Identify the lines that contain the word "traían" and copy each one.

== Recorded data ==

————

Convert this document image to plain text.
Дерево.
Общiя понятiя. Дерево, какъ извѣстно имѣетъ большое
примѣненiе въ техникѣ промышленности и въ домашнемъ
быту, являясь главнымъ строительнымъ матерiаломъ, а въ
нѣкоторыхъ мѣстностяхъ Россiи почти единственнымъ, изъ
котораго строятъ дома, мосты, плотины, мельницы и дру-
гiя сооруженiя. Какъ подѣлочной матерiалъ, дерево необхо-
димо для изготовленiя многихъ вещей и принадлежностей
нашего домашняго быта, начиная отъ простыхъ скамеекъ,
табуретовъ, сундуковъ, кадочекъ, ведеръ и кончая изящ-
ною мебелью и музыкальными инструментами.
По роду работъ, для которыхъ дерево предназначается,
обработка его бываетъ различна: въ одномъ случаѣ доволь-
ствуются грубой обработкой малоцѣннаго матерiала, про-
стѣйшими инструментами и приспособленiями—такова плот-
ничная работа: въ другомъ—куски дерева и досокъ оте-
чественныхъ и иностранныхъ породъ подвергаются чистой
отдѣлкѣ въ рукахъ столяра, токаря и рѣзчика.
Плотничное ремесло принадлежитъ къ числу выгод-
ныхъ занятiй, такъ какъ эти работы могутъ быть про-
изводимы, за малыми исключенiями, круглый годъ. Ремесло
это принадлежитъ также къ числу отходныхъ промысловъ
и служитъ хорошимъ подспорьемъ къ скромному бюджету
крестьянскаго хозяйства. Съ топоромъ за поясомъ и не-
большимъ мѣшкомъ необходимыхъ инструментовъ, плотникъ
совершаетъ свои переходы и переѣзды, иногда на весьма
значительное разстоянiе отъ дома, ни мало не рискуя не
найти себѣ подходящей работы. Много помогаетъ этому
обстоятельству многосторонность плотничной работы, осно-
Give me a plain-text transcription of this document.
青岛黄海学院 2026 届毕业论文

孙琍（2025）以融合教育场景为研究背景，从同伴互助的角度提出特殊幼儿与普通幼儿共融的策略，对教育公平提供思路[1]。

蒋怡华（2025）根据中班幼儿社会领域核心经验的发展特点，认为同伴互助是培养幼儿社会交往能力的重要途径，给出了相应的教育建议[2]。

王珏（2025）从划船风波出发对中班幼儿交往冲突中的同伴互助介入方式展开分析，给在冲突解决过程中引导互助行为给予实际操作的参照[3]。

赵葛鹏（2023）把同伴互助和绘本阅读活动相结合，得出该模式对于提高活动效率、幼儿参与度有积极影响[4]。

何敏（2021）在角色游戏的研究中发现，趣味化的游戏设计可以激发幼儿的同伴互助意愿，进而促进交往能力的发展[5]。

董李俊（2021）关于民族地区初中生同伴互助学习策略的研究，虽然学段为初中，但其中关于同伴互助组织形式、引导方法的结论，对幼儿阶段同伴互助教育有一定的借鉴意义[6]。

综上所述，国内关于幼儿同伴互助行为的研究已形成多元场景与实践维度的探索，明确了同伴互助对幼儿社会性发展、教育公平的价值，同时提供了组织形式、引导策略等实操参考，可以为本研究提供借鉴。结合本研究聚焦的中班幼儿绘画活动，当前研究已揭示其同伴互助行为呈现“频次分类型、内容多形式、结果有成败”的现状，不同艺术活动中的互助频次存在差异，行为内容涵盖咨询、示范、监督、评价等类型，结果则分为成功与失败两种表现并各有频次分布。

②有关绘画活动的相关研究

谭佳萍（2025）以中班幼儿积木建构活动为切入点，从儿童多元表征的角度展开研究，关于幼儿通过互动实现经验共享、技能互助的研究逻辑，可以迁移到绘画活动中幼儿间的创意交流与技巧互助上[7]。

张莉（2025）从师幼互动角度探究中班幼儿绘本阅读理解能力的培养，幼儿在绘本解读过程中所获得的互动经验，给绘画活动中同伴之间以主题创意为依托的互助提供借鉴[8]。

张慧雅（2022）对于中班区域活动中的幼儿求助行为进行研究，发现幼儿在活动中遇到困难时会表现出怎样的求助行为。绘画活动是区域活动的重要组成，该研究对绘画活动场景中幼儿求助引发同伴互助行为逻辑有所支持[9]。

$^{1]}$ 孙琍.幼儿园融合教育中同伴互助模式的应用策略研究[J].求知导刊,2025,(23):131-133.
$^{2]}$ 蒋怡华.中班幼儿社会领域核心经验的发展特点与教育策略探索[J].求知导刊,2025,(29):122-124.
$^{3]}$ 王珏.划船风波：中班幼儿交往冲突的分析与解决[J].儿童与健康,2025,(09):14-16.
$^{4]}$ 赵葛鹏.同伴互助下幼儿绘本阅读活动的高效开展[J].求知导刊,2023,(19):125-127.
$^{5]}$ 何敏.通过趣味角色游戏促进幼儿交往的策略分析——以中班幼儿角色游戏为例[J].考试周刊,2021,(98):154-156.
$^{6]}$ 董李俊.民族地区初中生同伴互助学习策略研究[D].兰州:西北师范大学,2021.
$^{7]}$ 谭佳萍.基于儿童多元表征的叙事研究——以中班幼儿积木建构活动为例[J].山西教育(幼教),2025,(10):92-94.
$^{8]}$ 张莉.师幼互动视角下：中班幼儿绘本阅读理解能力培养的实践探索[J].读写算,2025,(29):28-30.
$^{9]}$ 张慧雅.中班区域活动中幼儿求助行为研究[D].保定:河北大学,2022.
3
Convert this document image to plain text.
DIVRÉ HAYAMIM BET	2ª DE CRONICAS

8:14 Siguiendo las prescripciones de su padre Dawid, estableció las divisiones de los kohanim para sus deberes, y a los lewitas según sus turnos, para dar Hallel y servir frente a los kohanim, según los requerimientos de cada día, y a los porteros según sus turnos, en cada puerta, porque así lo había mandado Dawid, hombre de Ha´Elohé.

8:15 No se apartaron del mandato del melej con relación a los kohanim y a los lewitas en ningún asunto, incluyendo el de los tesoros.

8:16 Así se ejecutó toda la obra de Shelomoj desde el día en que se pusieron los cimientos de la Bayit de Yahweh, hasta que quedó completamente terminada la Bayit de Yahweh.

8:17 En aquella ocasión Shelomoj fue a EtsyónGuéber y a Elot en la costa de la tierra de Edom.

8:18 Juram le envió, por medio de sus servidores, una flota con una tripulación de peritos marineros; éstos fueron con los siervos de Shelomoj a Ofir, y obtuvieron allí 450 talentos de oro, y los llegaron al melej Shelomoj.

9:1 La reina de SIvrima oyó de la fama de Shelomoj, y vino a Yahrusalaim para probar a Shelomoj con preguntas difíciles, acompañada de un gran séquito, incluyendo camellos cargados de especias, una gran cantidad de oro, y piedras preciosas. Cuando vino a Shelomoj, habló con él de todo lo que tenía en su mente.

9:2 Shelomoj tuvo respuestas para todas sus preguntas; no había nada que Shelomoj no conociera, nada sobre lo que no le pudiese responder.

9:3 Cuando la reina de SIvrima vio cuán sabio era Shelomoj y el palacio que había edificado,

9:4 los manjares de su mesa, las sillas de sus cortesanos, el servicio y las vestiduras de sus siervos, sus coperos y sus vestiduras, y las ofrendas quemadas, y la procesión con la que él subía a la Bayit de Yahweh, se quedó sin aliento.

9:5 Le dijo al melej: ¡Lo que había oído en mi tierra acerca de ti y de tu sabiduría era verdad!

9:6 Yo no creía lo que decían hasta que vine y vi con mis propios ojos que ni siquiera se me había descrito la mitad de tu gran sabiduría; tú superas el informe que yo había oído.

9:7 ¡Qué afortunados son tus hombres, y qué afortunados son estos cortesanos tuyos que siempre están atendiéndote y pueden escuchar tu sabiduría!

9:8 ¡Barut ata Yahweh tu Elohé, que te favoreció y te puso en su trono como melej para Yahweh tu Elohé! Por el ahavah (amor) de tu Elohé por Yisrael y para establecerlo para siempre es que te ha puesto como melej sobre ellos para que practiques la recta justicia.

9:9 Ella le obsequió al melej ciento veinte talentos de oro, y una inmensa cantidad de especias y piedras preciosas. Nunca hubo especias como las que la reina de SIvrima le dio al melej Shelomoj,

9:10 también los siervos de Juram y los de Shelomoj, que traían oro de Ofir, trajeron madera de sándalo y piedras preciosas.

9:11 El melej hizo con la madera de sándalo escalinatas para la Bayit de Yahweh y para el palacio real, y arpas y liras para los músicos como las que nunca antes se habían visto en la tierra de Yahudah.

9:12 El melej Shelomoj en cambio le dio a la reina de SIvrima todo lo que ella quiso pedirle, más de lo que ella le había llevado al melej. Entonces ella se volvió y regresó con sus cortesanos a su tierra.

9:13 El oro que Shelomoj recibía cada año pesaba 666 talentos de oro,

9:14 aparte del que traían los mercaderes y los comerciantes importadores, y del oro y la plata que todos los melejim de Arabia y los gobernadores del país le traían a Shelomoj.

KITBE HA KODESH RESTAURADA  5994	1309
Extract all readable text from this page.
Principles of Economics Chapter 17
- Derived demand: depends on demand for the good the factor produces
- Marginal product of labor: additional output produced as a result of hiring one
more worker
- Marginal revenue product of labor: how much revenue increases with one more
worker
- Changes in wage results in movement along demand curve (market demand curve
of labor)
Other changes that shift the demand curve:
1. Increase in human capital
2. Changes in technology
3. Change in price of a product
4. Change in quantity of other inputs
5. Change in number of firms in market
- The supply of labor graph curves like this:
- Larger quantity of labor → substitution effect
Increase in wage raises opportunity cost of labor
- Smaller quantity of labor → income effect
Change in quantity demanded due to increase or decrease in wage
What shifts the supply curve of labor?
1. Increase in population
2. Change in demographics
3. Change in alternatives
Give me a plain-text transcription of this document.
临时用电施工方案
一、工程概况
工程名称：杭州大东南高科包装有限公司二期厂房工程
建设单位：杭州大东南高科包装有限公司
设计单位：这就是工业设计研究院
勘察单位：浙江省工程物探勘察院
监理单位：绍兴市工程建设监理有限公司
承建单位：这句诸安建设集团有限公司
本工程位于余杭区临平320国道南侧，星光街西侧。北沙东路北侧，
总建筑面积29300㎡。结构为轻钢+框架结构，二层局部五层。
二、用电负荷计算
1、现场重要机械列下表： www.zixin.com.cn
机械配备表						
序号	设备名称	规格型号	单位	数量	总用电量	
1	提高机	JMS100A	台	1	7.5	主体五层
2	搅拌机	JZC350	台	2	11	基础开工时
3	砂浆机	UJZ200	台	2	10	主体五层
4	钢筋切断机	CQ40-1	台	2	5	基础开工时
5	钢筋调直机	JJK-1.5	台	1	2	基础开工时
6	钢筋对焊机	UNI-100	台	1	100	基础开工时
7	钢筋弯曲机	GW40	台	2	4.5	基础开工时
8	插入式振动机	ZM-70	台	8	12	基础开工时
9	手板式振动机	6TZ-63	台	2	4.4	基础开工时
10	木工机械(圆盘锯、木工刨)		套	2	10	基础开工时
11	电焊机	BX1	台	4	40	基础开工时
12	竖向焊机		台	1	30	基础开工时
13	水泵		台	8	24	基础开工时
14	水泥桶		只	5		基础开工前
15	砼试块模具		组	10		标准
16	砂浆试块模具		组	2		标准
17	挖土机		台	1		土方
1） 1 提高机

————

== TASK SOLUTION ==
9:10 también los siervos de Juram y los de Shelomoj, que traían oro de Ofir, trajeron madera de sándalo y piedras preciosas.
9:14 aparte del que traían los mercaderes y los comerciantes importadores, y del oro y la plata que todos los melejim de Arabia y los gobernadores del país le traían a Shelomoj.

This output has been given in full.